- _WRITTEN REQUEST_
Transcribe all records exactly.

- _DATASET_
======

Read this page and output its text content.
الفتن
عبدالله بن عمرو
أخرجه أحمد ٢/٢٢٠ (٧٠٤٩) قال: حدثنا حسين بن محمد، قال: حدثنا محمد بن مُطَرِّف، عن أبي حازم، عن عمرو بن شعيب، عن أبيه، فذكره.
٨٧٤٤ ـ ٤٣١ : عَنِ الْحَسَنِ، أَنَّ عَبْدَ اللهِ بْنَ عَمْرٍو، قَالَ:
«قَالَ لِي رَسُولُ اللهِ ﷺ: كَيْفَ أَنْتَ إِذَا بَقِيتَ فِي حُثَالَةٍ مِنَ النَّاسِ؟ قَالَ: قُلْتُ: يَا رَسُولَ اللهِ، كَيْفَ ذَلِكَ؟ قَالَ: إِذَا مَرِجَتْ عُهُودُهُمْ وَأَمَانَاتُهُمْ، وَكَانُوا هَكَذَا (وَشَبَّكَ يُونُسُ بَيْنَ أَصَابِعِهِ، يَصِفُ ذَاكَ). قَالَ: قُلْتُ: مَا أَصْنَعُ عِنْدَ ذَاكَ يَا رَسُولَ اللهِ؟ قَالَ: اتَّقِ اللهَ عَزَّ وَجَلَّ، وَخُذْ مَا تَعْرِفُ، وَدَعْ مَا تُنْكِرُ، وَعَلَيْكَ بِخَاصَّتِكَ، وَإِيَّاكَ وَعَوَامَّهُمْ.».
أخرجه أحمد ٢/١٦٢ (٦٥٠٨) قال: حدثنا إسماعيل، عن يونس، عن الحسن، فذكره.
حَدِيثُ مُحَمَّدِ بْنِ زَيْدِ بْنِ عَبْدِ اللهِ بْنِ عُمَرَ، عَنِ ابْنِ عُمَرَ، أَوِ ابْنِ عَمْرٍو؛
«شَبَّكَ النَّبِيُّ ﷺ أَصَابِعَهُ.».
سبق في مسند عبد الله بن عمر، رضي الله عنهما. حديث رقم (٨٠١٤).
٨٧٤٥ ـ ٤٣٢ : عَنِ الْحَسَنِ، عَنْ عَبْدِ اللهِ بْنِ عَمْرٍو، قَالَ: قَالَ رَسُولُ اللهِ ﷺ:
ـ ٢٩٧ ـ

======

- _SOLUTION TO THE PROBLEM_
Read this page and output its text content.
الفتن
عبدالله بن عمرو
أخرجه أحمد ٢/٢٢٠ (٧٠٤٩) قال: حدثنا حسين بن محمد، قال: حدثنا محمد بن مُطَرِّف، عن أبي حازم، عن عمرو بن شعيب، عن أبيه، فذكره.
٨٧٤٤ ـ ٤٣١ : عَنِ الْحَسَنِ، أَنَّ عَبْدَ اللهِ بْنَ عَمْرٍو، قَالَ:
«قَالَ لِي رَسُولُ اللهِ ﷺ: كَيْفَ أَنْتَ إِذَا بَقِيتَ فِي حُثَالَةٍ مِنَ النَّاسِ؟ قَالَ: قُلْتُ: يَا رَسُولَ اللهِ، كَيْفَ ذَلِكَ؟ قَالَ: إِذَا مَرِجَتْ عُهُودُهُمْ وَأَمَانَاتُهُمْ، وَكَانُوا هَكَذَا (وَشَبَّكَ يُونُسُ بَيْنَ أَصَابِعِهِ، يَصِفُ ذَاكَ). قَالَ: قُلْتُ: مَا أَصْنَعُ عِنْدَ ذَاكَ يَا رَسُولَ اللهِ؟ قَالَ: اتَّقِ اللهَ عَزَّ وَجَلَّ، وَخُذْ مَا تَعْرِفُ، وَدَعْ مَا تُنْكِرُ، وَعَلَيْكَ بِخَاصَّتِكَ، وَإِيَّاكَ وَعَوَامَّهُمْ.».
أخرجه أحمد ٢/١٦٢ (٦٥٠٨) قال: حدثنا إسماعيل، عن يونس، عن الحسن، فذكره.
حَدِيثُ مُحَمَّدِ بْنِ زَيْدِ بْنِ عَبْدِ اللهِ بْنِ عُمَرَ، عَنِ ابْنِ عُمَرَ، أَوِ ابْنِ عَمْرٍو؛
«شَبَّكَ النَّبِيُّ ﷺ أَصَابِعَهُ.».
سبق في مسند عبد الله بن عمر، رضي الله عنهما. حديث رقم (٨٠١٤).
٨٧٤٥ ـ ٤٣٢ : عَنِ الْحَسَنِ، عَنْ عَبْدِ اللهِ بْنِ عَمْرٍو، قَالَ: قَالَ رَسُولُ اللهِ ﷺ:
ـ ٢٩٧ ـ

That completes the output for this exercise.